▶ [The request] Leave every picture out and write out the records below exactly.

▶ [Recorded data]
■ ■ ■ ■ ■ ■ ■
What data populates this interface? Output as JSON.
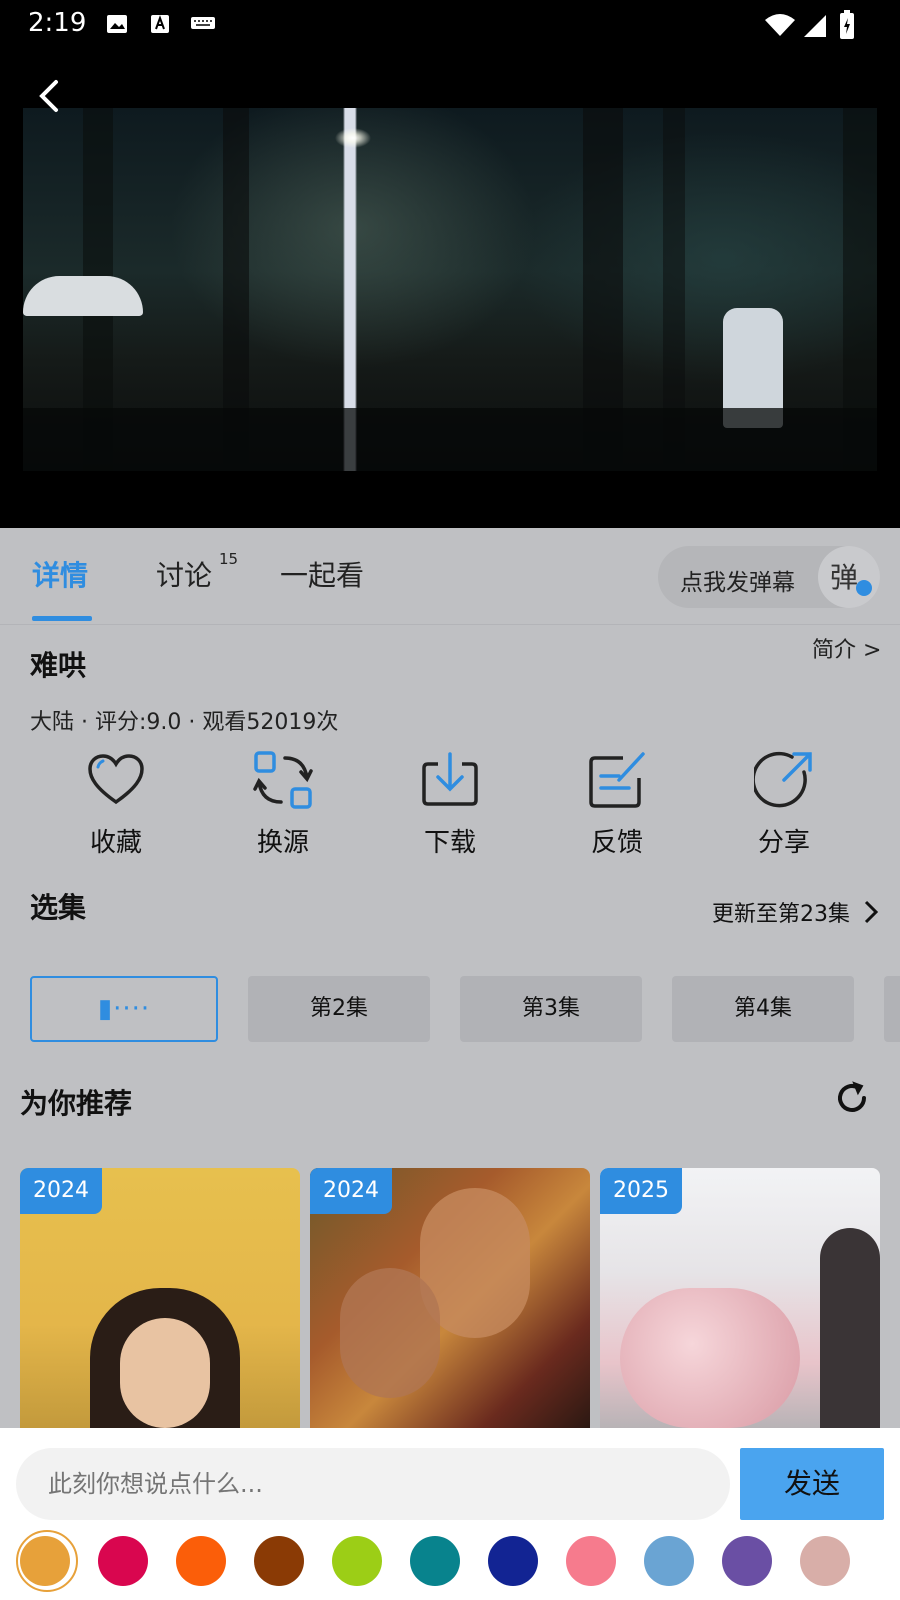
{
  "status_bar": {
    "time": "2:19"
  },
  "tabs": {
    "detail": "详情",
    "discuss": "讨论",
    "discuss_count": "15",
    "together": "一起看",
    "danmaku_prompt": "点我发弹幕",
    "danmaku_toggle": "弹"
  },
  "show": {
    "title": "难哄",
    "intro_link": "简介 >",
    "meta": "大陆 · 评分:9.0 · 观看52019次"
  },
  "actions": [
    {
      "label": "收藏",
      "icon": "heart-icon"
    },
    {
      "label": "换源",
      "icon": "switch-source-icon"
    },
    {
      "label": "下载",
      "icon": "download-icon"
    },
    {
      "label": "反馈",
      "icon": "feedback-icon"
    },
    {
      "label": "分享",
      "icon": "share-icon"
    }
  ],
  "episodes": {
    "title": "选集",
    "update": "更新至第23集",
    "items": [
      "第2集",
      "第3集",
      "第4集"
    ]
  },
  "recommend": {
    "title": "为你推荐",
    "posters": [
      {
        "year": "2024"
      },
      {
        "year": "2024"
      },
      {
        "year": "2025"
      }
    ]
  },
  "comment": {
    "placeholder": "此刻你想说点什么...",
    "send": "发送"
  },
  "colors": {
    "accent": "#2f8de0",
    "send_button": "#4aa4ef",
    "swatches": [
      "#e7a13a",
      "#d9064f",
      "#fb5e09",
      "#8a3a05",
      "#9cce16",
      "#08838d",
      "#122493",
      "#f67b8d",
      "#6aa4d3",
      "#6a4fa4",
      "#d8aea8"
    ]
  }
}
■ ■ ■ ■ ■ ■ ■
▶ [Reply to the task]
What data populates this interface? Output as JSON.
{
  "status_bar": {
    "time": "2:19"
  },
  "tabs": {
    "detail": "详情",
    "discuss": "讨论",
    "discuss_count": "15",
    "together": "一起看",
    "danmaku_prompt": "点我发弹幕",
    "danmaku_toggle": "弹"
  },
  "show": {
    "title": "难哄",
    "intro_link": "简介 >",
    "meta": "大陆 · 评分:9.0 · 观看52019次"
  },
  "actions": [
    {
      "label": "收藏",
      "icon": "heart-icon"
    },
    {
      "label": "换源",
      "icon": "switch-source-icon"
    },
    {
      "label": "下载",
      "icon": "download-icon"
    },
    {
      "label": "反馈",
      "icon": "feedback-icon"
    },
    {
      "label": "分享",
      "icon": "share-icon"
    }
  ],
  "episodes": {
    "title": "选集",
    "update": "更新至第23集",
    "items": [
      "第2集",
      "第3集",
      "第4集"
    ]
  },
  "recommend": {
    "title": "为你推荐",
    "posters": [
      {
        "year": "2024"
      },
      {
        "year": "2024"
      },
      {
        "year": "2025"
      }
    ]
  },
  "comment": {
    "placeholder": "此刻你想说点什么...",
    "send": "发送"
  },
  "colors": {
    "accent": "#2f8de0",
    "send_button": "#4aa4ef",
    "swatches": [
      "#e7a13a",
      "#d9064f",
      "#fb5e09",
      "#8a3a05",
      "#9cce16",
      "#08838d",
      "#122493",
      "#f67b8d",
      "#6aa4d3",
      "#6a4fa4",
      "#d8aea8"
    ]
  }
}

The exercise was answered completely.